/---

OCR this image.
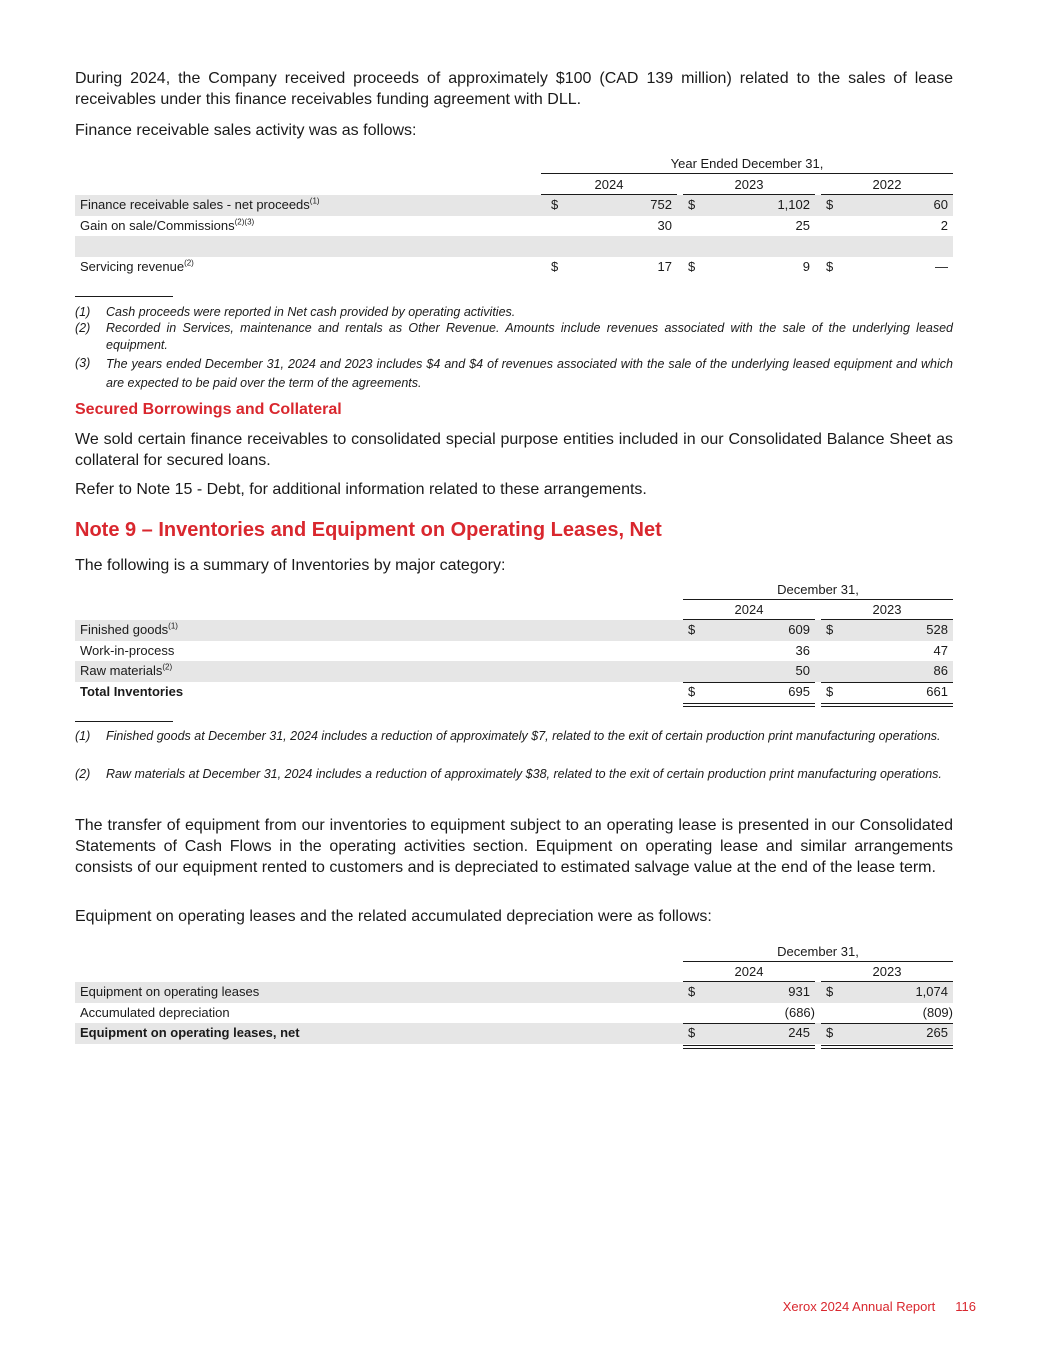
During 2024, the Company received proceeds of approximately $100 (CAD 139 million) related to the sales of lease receivables under this finance receivables funding agreement with DLL.

Finance receivable sales activity was as follows:

Year Ended December 31,
2024	2023	2022
Finance receivable sales - net proceeds$^{(1)}$	$	752 $	1,102 $	60
Gain on sale/Commissions$^{(2)(3)}$	30	25	2
Servicing revenue$^{(2)}$	$	17 $	9 $	—
(1) Cash proceeds were reported in Net cash provided by operating activities.
(2) Recorded in Services, maintenance and rentals as Other Revenue. Amounts include revenues associated with the sale of the underlying leased equipment.
(3) The years ended December 31, 2024 and 2023 includes $4 and $4 of revenues associated with the sale of the underlying leased equipment and which are expected to be paid over the term of the agreements.
Secured Borrowings and Collateral

We sold certain finance receivables to consolidated special purpose entities included in our Consolidated Balance Sheet as collateral for secured loans.

Refer to Note 15 - Debt, for additional information related to these arrangements.

Note 9 – Inventories and Equipment on Operating Leases, Net

The following is a summary of Inventories by major category:

December 31,
2024	2023
Finished goods$^{(1)}$	$	609 $	528
Work-in-process	36	47
Raw materials$^{(2)}$	50	86
Total Inventories	$	695 $	661
(1) Finished goods at December 31, 2024 includes a reduction of approximately $7, related to the exit of certain production print manufacturing operations.
(2) Raw materials at December 31, 2024 includes a reduction of approximately $38, related to the exit of certain production print manufacturing operations.

The transfer of equipment from our inventories to equipment subject to an operating lease is presented in our Consolidated Statements of Cash Flows in the operating activities section. Equipment on operating lease and similar arrangements consists of our equipment rented to customers and is depreciated to estimated salvage value at the end of the lease term.

Equipment on operating leases and the related accumulated depreciation were as follows:

December 31,
2024	2023
Equipment on operating leases	$	931 $	1,074
Accumulated depreciation	(686)	(809)
Equipment on operating leases, net	$	245 $	265
Xerox 2024 Annual Report 116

\---

§ Goal of the exercise: How many lines in the records above hold the word "revenues"? Give only the number.

§ Result of the exercise: 2